Dataset items ::
□ □ □ □ □

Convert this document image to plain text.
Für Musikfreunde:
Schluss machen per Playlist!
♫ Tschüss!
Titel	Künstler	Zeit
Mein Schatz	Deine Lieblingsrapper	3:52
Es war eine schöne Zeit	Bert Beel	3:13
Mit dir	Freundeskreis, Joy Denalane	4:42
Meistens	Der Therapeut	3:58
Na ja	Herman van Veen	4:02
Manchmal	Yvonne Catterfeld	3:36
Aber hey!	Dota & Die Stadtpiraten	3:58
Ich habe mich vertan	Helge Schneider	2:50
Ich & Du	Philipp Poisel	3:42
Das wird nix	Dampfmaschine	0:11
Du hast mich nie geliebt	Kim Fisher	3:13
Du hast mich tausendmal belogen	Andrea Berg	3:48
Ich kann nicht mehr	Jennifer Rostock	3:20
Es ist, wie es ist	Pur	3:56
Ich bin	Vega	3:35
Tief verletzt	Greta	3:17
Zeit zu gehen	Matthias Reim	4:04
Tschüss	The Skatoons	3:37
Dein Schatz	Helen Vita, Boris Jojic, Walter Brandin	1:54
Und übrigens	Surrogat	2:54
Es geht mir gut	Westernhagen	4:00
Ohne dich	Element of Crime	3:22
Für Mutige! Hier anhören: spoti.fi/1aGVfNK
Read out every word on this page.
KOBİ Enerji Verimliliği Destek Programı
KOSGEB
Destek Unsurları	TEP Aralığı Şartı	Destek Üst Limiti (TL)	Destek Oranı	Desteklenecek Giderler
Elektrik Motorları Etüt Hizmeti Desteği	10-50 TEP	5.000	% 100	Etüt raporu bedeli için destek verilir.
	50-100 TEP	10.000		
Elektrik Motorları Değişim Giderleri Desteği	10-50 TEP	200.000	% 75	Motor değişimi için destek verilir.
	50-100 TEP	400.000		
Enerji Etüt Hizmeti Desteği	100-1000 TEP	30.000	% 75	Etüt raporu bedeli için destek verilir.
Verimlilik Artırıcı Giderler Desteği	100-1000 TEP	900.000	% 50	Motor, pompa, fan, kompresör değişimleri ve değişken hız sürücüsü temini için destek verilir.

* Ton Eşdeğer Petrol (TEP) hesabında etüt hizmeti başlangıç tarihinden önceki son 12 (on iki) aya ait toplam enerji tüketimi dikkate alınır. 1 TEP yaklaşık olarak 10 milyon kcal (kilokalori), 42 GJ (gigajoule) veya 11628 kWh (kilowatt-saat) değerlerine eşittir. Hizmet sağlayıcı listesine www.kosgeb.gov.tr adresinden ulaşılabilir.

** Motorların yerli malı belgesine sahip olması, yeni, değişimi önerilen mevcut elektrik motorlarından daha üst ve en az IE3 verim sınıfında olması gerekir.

□ □ □ □ □

Exercise instructions :: Using the exact wording, write out all of the records.

Result below ::
Convert this document image to plain text.
Für Musikfreunde:
Schluss machen per Playlist!
♫ Tschüss!
Titel	Künstler	Zeit
Mein Schatz	Deine Lieblingsrapper	3:52
Es war eine schöne Zeit	Bert Beel	3:13
Mit dir	Freundeskreis, Joy Denalane	4:42
Meistens	Der Therapeut	3:58
Na ja	Herman van Veen	4:02
Manchmal	Yvonne Catterfeld	3:36
Aber hey!	Dota & Die Stadtpiraten	3:58
Ich habe mich vertan	Helge Schneider	2:50
Ich & Du	Philipp Poisel	3:42
Das wird nix	Dampfmaschine	0:11
Du hast mich nie geliebt	Kim Fisher	3:13
Du hast mich tausendmal belogen	Andrea Berg	3:48
Ich kann nicht mehr	Jennifer Rostock	3:20
Es ist, wie es ist	Pur	3:56
Ich bin	Vega	3:35
Tief verletzt	Greta	3:17
Zeit zu gehen	Matthias Reim	4:04
Tschüss	The Skatoons	3:37
Dein Schatz	Helen Vita, Boris Jojic, Walter Brandin	1:54
Und übrigens	Surrogat	2:54
Es geht mir gut	Westernhagen	4:00
Ohne dich	Element of Crime	3:22
Für Mutige! Hier anhören: spoti.fi/1aGVfNK
Read out every word on this page.
KOBİ Enerji Verimliliği Destek Programı
KOSGEB
Destek Unsurları	TEP Aralığı Şartı	Destek Üst Limiti (TL)	Destek Oranı	Desteklenecek Giderler
Elektrik Motorları Etüt Hizmeti Desteği	10-50 TEP	5.000	% 100	Etüt raporu bedeli için destek verilir.
	50-100 TEP	10.000		
Elektrik Motorları Değişim Giderleri Desteği	10-50 TEP	200.000	% 75	Motor değişimi için destek verilir.
	50-100 TEP	400.000		
Enerji Etüt Hizmeti Desteği	100-1000 TEP	30.000	% 75	Etüt raporu bedeli için destek verilir.
Verimlilik Artırıcı Giderler Desteği	100-1000 TEP	900.000	% 50	Motor, pompa, fan, kompresör değişimleri ve değişken hız sürücüsü temini için destek verilir.

* Ton Eşdeğer Petrol (TEP) hesabında etüt hizmeti başlangıç tarihinden önceki son 12 (on iki) aya ait toplam enerji tüketimi dikkate alınır. 1 TEP yaklaşık olarak 10 milyon kcal (kilokalori), 42 GJ (gigajoule) veya 11628 kWh (kilowatt-saat) değerlerine eşittir. Hizmet sağlayıcı listesine www.kosgeb.gov.tr adresinden ulaşılabilir.

** Motorların yerli malı belgesine sahip olması, yeni, değişimi önerilen mevcut elektrik motorlarından daha üst ve en az IE3 verim sınıfında olması gerekir.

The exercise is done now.